**DATASET ROWS**
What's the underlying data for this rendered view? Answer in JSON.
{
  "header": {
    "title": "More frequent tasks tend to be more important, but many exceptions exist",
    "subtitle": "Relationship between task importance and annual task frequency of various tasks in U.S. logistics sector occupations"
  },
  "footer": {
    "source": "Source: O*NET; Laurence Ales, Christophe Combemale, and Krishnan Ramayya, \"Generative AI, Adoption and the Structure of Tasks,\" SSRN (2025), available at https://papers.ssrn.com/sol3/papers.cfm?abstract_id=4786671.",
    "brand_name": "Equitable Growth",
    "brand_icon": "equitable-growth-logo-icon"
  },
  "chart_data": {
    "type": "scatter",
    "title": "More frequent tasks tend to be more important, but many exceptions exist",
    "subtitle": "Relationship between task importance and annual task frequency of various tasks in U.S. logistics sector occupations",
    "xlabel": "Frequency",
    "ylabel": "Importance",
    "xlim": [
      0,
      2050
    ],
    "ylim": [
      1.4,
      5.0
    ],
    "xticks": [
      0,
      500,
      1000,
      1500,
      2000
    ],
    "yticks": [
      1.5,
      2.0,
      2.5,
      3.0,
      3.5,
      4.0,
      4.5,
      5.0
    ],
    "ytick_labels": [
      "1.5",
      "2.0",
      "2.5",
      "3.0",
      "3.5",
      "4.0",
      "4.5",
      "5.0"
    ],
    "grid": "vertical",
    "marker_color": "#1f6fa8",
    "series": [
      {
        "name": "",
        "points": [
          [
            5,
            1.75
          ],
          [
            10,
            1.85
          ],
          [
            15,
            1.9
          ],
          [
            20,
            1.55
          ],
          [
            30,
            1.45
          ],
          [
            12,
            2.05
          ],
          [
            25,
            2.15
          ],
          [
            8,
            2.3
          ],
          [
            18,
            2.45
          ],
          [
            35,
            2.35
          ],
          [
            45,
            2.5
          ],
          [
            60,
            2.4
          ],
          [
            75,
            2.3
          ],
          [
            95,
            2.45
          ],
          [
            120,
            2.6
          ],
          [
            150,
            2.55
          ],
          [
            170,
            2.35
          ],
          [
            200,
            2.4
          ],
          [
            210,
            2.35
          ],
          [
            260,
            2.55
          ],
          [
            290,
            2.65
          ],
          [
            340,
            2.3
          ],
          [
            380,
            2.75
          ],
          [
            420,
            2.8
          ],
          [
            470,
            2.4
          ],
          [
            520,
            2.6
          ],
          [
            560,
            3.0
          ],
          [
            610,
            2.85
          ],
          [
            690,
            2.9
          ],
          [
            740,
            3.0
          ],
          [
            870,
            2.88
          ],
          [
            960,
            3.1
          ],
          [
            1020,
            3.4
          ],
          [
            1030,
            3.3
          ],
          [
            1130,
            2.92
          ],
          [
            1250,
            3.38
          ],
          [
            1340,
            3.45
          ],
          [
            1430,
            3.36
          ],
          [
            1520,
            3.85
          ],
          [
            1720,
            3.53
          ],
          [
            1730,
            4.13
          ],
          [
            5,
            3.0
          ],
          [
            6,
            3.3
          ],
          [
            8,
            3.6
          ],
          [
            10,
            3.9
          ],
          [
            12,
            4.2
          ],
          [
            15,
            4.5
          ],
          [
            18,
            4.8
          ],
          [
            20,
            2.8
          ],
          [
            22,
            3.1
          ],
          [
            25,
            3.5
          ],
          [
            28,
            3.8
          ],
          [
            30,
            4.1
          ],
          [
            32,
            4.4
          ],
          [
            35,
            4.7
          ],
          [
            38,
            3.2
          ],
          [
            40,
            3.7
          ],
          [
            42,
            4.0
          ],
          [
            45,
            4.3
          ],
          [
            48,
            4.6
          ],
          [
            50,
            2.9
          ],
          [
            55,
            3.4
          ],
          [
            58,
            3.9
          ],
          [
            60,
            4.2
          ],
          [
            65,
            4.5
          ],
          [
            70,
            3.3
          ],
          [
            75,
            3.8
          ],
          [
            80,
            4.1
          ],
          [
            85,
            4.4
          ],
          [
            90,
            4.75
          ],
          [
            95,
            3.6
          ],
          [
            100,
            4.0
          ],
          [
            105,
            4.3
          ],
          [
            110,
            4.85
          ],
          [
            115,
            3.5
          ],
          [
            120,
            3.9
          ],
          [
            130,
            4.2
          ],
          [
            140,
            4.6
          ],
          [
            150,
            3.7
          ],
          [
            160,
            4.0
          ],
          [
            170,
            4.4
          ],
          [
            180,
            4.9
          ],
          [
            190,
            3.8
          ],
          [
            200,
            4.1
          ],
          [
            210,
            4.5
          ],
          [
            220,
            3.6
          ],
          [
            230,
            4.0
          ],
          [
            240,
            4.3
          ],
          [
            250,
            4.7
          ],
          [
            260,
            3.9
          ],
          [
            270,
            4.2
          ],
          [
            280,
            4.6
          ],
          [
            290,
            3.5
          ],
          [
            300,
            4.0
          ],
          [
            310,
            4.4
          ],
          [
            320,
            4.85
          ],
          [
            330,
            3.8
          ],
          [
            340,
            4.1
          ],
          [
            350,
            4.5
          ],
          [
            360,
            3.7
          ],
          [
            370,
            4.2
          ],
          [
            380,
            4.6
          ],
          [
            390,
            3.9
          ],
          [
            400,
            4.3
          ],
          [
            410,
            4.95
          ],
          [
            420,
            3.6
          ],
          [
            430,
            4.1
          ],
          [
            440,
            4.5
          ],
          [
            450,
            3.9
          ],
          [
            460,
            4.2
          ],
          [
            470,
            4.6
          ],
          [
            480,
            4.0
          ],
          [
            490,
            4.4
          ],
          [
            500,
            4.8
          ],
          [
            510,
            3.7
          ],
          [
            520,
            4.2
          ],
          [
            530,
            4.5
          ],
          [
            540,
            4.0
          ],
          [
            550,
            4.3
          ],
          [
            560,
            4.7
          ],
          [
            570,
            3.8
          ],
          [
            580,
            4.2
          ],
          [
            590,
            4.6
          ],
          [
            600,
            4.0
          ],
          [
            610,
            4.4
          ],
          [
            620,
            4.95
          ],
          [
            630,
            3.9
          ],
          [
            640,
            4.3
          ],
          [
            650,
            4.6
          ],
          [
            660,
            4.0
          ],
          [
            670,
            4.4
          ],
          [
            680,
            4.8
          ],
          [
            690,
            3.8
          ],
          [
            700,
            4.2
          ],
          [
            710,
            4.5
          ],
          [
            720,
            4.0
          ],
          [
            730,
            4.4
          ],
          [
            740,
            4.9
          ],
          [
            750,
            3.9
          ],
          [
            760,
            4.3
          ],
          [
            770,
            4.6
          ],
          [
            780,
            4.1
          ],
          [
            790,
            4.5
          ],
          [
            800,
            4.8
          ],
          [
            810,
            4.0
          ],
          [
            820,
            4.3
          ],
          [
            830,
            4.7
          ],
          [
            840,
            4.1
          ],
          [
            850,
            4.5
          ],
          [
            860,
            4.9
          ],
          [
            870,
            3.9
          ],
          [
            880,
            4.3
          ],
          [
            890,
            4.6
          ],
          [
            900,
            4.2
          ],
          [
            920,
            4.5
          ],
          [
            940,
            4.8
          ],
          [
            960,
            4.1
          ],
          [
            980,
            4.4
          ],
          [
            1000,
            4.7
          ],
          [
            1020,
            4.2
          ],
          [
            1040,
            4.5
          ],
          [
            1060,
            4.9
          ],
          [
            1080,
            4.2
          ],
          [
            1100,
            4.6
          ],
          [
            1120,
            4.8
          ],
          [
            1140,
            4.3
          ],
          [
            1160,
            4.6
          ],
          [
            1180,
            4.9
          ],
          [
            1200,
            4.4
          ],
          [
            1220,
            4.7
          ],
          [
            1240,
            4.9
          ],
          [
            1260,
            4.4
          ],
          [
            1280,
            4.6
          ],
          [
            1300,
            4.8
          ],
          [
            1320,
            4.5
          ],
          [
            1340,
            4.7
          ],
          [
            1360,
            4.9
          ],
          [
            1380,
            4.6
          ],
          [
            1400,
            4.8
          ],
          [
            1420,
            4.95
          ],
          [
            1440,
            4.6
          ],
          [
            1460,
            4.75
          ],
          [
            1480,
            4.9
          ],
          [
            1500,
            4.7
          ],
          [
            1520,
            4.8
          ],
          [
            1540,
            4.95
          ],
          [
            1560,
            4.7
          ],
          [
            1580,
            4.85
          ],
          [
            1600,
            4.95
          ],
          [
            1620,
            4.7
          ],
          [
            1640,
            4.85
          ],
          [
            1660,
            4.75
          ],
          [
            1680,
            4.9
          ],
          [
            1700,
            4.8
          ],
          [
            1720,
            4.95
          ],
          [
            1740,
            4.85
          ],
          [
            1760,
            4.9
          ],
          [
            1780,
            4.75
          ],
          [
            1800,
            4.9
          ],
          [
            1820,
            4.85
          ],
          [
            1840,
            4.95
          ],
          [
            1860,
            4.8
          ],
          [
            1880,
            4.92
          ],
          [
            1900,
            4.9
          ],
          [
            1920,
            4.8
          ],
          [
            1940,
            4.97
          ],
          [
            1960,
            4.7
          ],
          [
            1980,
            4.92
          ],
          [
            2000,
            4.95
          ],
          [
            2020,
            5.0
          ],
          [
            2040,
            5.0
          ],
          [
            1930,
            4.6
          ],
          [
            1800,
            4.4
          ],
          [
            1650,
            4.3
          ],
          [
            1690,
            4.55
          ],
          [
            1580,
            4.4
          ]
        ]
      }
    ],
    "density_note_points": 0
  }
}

**WHAT YOU HAVE TO DO**
Report only how many lines in the records contain the word "annual".

**IN RESPONSE**
2